When you reach the records, transcribe each one exactly.

(Stored items from a collection)
=======

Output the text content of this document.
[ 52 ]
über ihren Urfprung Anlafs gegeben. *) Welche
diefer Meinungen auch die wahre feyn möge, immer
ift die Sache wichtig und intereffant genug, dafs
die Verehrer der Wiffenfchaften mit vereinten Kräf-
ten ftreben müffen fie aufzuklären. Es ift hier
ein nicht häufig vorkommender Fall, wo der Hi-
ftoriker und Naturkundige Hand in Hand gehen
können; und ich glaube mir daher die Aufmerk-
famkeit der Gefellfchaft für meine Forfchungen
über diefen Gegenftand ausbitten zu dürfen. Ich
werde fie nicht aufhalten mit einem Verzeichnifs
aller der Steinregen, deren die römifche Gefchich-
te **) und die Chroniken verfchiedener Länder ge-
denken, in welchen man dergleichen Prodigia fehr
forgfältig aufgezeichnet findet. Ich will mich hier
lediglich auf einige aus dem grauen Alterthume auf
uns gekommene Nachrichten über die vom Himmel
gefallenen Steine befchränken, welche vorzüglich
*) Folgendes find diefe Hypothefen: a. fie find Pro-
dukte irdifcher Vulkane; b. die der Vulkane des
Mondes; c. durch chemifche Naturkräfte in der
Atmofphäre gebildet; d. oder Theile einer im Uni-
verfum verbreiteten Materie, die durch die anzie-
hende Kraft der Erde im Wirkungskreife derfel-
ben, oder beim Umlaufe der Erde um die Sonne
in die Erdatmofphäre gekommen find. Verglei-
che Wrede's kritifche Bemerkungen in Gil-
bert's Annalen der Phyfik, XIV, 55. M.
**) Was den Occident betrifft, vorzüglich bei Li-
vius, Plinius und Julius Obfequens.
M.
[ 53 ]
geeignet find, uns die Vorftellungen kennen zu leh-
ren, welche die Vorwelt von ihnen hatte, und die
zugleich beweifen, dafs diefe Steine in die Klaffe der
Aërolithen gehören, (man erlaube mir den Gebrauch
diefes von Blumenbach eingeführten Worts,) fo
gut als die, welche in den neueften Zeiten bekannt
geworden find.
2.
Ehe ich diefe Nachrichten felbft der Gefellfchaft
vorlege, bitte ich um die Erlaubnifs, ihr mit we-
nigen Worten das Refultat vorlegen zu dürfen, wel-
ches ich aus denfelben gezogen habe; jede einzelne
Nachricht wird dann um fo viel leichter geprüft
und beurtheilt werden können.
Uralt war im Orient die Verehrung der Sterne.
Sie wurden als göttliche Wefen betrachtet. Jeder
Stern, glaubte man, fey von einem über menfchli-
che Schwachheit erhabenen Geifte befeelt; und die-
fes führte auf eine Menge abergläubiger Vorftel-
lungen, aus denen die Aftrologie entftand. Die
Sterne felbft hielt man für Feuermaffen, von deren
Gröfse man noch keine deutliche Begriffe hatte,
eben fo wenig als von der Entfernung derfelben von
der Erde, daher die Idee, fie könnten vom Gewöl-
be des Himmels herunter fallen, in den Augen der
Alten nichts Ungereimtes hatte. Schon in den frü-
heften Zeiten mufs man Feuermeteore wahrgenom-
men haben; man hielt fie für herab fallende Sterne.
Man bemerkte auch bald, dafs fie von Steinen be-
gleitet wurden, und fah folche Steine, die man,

=======

#### [Result of this task]
Output the text content of this document.
[ 52 ]
über ihren Urfprung Anlafs gegeben. *) Welche
diefer Meinungen auch die wahre feyn möge, immer
ift die Sache wichtig und intereffant genug, dafs
die Verehrer der Wiffenfchaften mit vereinten Kräf-
ten ftreben müffen fie aufzuklären. Es ift hier
ein nicht häufig vorkommender Fall, wo der Hi-
ftoriker und Naturkundige Hand in Hand gehen
können; und ich glaube mir daher die Aufmerk-
famkeit der Gefellfchaft für meine Forfchungen
über diefen Gegenftand ausbitten zu dürfen. Ich
werde fie nicht aufhalten mit einem Verzeichnifs
aller der Steinregen, deren die römifche Gefchich-
te **) und die Chroniken verfchiedener Länder ge-
denken, in welchen man dergleichen Prodigia fehr
forgfältig aufgezeichnet findet. Ich will mich hier
lediglich auf einige aus dem grauen Alterthume auf
uns gekommene Nachrichten über die vom Himmel
gefallenen Steine befchränken, welche vorzüglich
*) Folgendes find diefe Hypothefen: a. fie find Pro-
dukte irdifcher Vulkane; b. die der Vulkane des
Mondes; c. durch chemifche Naturkräfte in der
Atmofphäre gebildet; d. oder Theile einer im Uni-
verfum verbreiteten Materie, die durch die anzie-
hende Kraft der Erde im Wirkungskreife derfel-
ben, oder beim Umlaufe der Erde um die Sonne
in die Erdatmofphäre gekommen find. Verglei-
che Wrede's kritifche Bemerkungen in Gil-
bert's Annalen der Phyfik, XIV, 55. M.
**) Was den Occident betrifft, vorzüglich bei Li-
vius, Plinius und Julius Obfequens.
M.
[ 53 ]
geeignet find, uns die Vorftellungen kennen zu leh-
ren, welche die Vorwelt von ihnen hatte, und die
zugleich beweifen, dafs diefe Steine in die Klaffe der
Aërolithen gehören, (man erlaube mir den Gebrauch
diefes von Blumenbach eingeführten Worts,) fo
gut als die, welche in den neueften Zeiten bekannt
geworden find.
2.
Ehe ich diefe Nachrichten felbft der Gefellfchaft
vorlege, bitte ich um die Erlaubnifs, ihr mit we-
nigen Worten das Refultat vorlegen zu dürfen, wel-
ches ich aus denfelben gezogen habe; jede einzelne
Nachricht wird dann um fo viel leichter geprüft
und beurtheilt werden können.
Uralt war im Orient die Verehrung der Sterne.
Sie wurden als göttliche Wefen betrachtet. Jeder
Stern, glaubte man, fey von einem über menfchli-
che Schwachheit erhabenen Geifte befeelt; und die-
fes führte auf eine Menge abergläubiger Vorftel-
lungen, aus denen die Aftrologie entftand. Die
Sterne felbft hielt man für Feuermaffen, von deren
Gröfse man noch keine deutliche Begriffe hatte,
eben fo wenig als von der Entfernung derfelben von
der Erde, daher die Idee, fie könnten vom Gewöl-
be des Himmels herunter fallen, in den Augen der
Alten nichts Ungereimtes hatte. Schon in den frü-
heften Zeiten mufs man Feuermeteore wahrgenom-
men haben; man hielt fie für herab fallende Sterne.
Man bemerkte auch bald, dafs fie von Steinen be-
gleitet wurden, und fah folche Steine, die man,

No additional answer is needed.